CONSIGNA 1 — Según el texto sobre la terapia psicológica, ¿con qué fin se construye uno cárceles mentales desde los primeros años de la vida? Explíquelo en una a tres oraciones.
CONSIGNA 2 —
Responda a las siguientes preguntas sobre el texto acerca de la terapia psicológica:
(a) ¿Qué posibilita la terapia cuando se lleva adelante de la manera adecuada y durante el tiempo adecuado?
(b) ¿Qué nos recuerda el hecho de que nadie pueda controlar la vida?
(c) Además de los cambios y las incertidumbres, ¿qué otras dos cosas implica vivir?
CONSIGNA 3 — Prosiga el texto sobre la terapia psicológica a partir de su última oración.
-------- FRAGMENTO DE TEXTO
De mis reflexiones personales y profesionales sobre las posibilidades y el sentido de la terapia psicológica, pienso que una definición interesante es que esta cuando se lleva adelante de la manera adecuada y durante el tiempo adecuado, posibilita que las personas vivan.

A menudo consultan muchas personas que tienen diferentes dificultades con el hecho de vivir: personas que se sienten excluidas de la vida, personas que se sienten muertas en vida, personas que no se han podido construir una vida propia o que no viven su vida sino las de otras personas.

A menudo se intercalan muchas cosas complejas con la posibilidad de vivir. Vivir implica siempre cambios, incertidumbres -nadie puede controlar la vida y esto nos recuerda la radical impotencia del ser humano para controlar su destino, algo que llevamos mal, o muy mal en según que casos-, ganancias y pérdidas... que hacen que vivir y estar presente afrontando lo que traiga la propia vida se haga enormemente complicado para muchas personas y que uno mismo, desde los primeros años de la vida se construya cárceles mentales, se enrede en según que lugares más o menos al margen de la vida, al objeto de encontrar un imaginario lugar ideal donde todo estará seguro y no habrá riesgo.
----------------
-------- DATOS DEL EJERCICIO
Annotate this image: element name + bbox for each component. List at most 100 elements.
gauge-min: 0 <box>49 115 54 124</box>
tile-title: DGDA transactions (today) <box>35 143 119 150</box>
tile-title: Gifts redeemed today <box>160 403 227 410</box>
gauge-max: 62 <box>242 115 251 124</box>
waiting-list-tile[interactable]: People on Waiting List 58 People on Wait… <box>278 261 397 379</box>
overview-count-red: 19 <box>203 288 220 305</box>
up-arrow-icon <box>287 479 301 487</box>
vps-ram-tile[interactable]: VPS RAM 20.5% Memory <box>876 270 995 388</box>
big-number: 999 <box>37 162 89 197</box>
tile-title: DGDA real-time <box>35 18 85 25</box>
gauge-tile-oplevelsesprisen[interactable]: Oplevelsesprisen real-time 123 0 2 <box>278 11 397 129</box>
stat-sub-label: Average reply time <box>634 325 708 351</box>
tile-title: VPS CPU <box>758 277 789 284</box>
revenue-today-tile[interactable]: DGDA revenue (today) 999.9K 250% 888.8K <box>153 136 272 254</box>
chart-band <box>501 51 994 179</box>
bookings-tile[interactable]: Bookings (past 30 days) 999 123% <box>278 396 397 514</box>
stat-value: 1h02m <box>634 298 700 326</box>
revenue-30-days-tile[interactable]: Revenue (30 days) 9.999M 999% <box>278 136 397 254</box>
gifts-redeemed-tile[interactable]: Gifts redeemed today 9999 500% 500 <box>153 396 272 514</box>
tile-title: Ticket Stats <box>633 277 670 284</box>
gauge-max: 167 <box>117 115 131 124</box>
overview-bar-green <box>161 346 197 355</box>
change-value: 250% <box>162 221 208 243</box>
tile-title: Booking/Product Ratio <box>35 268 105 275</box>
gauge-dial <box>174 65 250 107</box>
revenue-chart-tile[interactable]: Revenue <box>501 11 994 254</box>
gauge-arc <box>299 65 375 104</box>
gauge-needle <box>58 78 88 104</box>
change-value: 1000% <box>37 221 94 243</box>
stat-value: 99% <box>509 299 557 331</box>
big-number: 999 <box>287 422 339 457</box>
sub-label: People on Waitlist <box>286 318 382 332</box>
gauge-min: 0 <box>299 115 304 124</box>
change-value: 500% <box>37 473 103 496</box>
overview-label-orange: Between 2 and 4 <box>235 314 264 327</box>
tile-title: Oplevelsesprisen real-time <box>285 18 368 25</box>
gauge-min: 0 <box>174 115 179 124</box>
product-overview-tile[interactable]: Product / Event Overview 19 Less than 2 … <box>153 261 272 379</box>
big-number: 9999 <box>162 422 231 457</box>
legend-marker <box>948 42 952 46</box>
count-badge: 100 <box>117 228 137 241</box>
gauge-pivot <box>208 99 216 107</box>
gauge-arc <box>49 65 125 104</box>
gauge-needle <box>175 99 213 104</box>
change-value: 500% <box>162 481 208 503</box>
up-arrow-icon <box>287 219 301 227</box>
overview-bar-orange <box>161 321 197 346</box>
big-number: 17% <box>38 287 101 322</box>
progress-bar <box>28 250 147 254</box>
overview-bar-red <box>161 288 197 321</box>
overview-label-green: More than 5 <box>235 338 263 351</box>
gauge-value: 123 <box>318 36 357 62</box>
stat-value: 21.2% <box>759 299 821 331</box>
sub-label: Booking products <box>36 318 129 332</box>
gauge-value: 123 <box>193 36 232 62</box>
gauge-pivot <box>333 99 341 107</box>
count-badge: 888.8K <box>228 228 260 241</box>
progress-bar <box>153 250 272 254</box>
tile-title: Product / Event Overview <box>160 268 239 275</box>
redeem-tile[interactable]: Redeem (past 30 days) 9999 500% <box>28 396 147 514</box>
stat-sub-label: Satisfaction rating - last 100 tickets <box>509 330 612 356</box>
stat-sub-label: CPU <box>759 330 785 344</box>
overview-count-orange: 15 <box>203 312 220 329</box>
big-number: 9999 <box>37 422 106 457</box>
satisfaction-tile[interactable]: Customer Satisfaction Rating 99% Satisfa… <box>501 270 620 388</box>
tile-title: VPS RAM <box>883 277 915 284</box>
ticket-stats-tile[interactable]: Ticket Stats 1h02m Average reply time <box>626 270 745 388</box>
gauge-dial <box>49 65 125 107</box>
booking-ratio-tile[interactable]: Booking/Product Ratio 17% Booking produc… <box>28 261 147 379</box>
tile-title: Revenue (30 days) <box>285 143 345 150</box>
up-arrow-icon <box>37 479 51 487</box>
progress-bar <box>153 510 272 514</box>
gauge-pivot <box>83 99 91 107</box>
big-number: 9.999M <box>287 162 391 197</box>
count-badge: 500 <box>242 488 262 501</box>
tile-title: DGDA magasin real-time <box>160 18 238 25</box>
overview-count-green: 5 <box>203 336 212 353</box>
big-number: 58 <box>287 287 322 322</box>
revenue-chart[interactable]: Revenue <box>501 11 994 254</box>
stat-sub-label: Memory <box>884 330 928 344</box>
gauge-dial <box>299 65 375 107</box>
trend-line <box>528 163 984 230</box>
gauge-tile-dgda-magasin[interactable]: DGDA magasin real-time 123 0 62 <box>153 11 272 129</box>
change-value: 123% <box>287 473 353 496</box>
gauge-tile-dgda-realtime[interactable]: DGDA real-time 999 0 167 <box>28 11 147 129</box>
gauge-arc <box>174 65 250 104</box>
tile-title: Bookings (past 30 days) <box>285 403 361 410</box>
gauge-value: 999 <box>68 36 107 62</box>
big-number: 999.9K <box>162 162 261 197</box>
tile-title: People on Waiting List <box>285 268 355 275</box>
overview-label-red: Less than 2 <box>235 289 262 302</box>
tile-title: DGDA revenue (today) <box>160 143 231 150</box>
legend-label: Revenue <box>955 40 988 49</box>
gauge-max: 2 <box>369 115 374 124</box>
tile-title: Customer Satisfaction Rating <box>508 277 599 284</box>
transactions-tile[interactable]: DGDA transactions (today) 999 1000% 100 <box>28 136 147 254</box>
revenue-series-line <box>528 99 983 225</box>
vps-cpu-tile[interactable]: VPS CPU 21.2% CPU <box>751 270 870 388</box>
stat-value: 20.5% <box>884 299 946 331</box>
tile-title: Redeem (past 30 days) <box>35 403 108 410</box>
----------------
RESPUESTA 1 — Uno se construye cárceles mentales para encontrar un imaginario lugar ideal donde todo estará seguro y no habrá riesgo. Lo hace porque vivir implica cambios, incertidumbres, ganancias y pérdidas, y eso vuelve enormemente complicado estar presente y afrontar lo que traiga la propia vida.

RESPUESTA 2 —
(a) Posibilita que las personas vivan.
(b) Nos recuerda la radical impotencia del ser humano para controlar su destino.
(c) Ganancias y pérdidas.

RESPUESTA 3 —
Tristemente, la seguridad absoluta no existe, y uno hipoteca su vida en aras de algo que ni existió, ni existe, ni existirá en el futuro, y que no es más que el anhelo infantil de un lugar en el que estemos a resguardo y protegidos de todo, donde estén todas las respuestas y podamos lograr todo, sin incertidumbre ni dolor. Con esa esperanza, que no se puede cumplir, nos perdemos lo que de verdad la vida puede ofrecernos y aportarnos.

El vivir a que me refiero tiene que ver con poder afrontar las cosas buenas y malas que trae la vida, tener la capacidad de elaborar los duelos necesarios, poder implicarse y comprometerse con aquello que sea necesario, sin tener la seguridad de como será el recorrido y cuales serán los resultados: vivir de acuerdo a las reglas de la propia vida, que nadie puede cambiar.

El desbloqueo y desarrollo de estas posibilidades, aunque parten de la aceptación de las limitaciones de la vida y de la asunción de aquellas cosas que no se pueden lograr, trae la capacidad de disfrutar, del trabajo, de las relaciones y de diferentes elementos que la vida  puede ofrecer.